提供テキスト |

━━━━━━━━━━

多義語<和語の動詞>の「か・える」(変える・代える・替える・換える)

複合語の「買い替える」と「買い換える」、どちらの漢字を使うべきか

「買い替える」と「買い換える」、どちらの漢字を使うべきでしょうか。近年は「買い替える」の表記が増えてきました。「買い換える」と書いていた方は、「買い替える」という表記を目にすることが多くなり、どのように感じ、どのように対応されていますか?

所有している辞典類で調べたところ、「買い換える」と「買い替える」の両方が載っている場合と、「買い替える」のみを載せている書籍に分かれます。「買いかえ」には触れずに、「かえる」のみに触れている場合もあります。

どちらでもよいとする国語辞典がある一方、辞典や用字用語集によっては「買い替える」のみ用例に載せています。よって、どちらかというと「買い替える」のほうがよいと思うかもしれませんが、そうとは言い切れません。なぜなら中型国辞典を含め、多くの国語辞典で「買い換える」も載せているだけでなく、「買い換える」を「買い替える」よりも先に記載しているからです。

━━━━━━━━━━

作業 A |
提供テキストの最初の見出しで、「か・える」の表記として括弧内に挙げられているものをすべて書き出してください。
提供テキストと記録は互いに関係がありません。

━━━━━━━━━━

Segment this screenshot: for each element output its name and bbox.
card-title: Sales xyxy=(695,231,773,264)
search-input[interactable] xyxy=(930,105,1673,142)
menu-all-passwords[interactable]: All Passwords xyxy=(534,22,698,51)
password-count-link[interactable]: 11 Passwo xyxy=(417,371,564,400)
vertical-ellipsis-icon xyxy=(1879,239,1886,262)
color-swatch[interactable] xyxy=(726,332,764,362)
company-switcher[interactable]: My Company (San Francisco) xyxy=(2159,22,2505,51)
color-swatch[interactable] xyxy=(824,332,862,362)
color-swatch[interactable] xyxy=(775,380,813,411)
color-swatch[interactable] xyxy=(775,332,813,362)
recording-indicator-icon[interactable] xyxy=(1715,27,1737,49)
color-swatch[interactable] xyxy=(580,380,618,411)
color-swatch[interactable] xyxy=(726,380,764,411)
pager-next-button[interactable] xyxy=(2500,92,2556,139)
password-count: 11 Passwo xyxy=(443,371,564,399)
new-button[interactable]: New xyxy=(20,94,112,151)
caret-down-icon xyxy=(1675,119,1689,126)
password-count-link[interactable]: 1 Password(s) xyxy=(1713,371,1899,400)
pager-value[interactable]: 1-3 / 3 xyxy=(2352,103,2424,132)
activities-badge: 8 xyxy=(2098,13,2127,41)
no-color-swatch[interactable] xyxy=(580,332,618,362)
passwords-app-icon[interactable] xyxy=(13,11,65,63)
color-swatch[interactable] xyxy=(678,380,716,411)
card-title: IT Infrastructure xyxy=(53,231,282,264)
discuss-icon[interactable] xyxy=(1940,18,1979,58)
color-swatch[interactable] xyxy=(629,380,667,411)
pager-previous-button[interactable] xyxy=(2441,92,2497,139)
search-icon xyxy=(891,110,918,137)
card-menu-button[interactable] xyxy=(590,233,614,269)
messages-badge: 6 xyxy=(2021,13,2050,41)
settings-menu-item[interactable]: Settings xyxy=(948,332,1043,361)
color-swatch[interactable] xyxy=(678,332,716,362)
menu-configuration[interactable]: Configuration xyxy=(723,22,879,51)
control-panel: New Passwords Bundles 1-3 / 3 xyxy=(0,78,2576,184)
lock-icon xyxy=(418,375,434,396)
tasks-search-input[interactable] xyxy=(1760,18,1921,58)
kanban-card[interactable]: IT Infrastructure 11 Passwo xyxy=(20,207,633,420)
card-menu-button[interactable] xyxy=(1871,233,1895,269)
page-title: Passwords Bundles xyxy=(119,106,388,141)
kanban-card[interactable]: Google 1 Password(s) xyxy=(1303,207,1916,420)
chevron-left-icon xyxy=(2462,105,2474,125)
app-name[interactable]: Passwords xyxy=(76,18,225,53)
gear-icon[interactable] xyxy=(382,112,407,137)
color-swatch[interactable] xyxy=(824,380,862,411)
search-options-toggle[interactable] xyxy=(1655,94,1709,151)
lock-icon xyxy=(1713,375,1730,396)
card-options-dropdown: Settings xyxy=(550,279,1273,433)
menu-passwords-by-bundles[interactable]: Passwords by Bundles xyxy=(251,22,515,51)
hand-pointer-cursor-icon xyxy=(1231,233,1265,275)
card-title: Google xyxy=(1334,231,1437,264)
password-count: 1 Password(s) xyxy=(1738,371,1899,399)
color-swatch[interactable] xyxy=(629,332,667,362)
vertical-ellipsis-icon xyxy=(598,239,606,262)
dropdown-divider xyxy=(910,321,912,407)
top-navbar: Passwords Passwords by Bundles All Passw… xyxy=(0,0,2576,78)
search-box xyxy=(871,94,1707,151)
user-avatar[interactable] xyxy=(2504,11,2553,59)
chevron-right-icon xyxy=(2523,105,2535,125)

━━━━━━━━━━

作業 B |
記録の先頭から「vertical-ellipsis-icon xyxy=(1879,239,1886,262)」を含む行までの各行（両端を含む）を、空行を除いて1行につき1つの文字列とし、JSONリストとして出力してください。

回答全文 A |
変える、代える、替える、換える

回答全文 B |
[
  "Segment this screenshot: for each element output its name and bbox.",
  "card-title: Sales xyxy=(695,231,773,264)",
  "search-input[interactable] xyxy=(930,105,1673,142)",
  "menu-all-passwords[interactable]: All Passwords xyxy=(534,22,698,51)",
  "password-count-link[interactable]: 11 Passwo xyxy=(417,371,564,400)",
  "vertical-ellipsis-icon xyxy=(1879,239,1886,262)"
]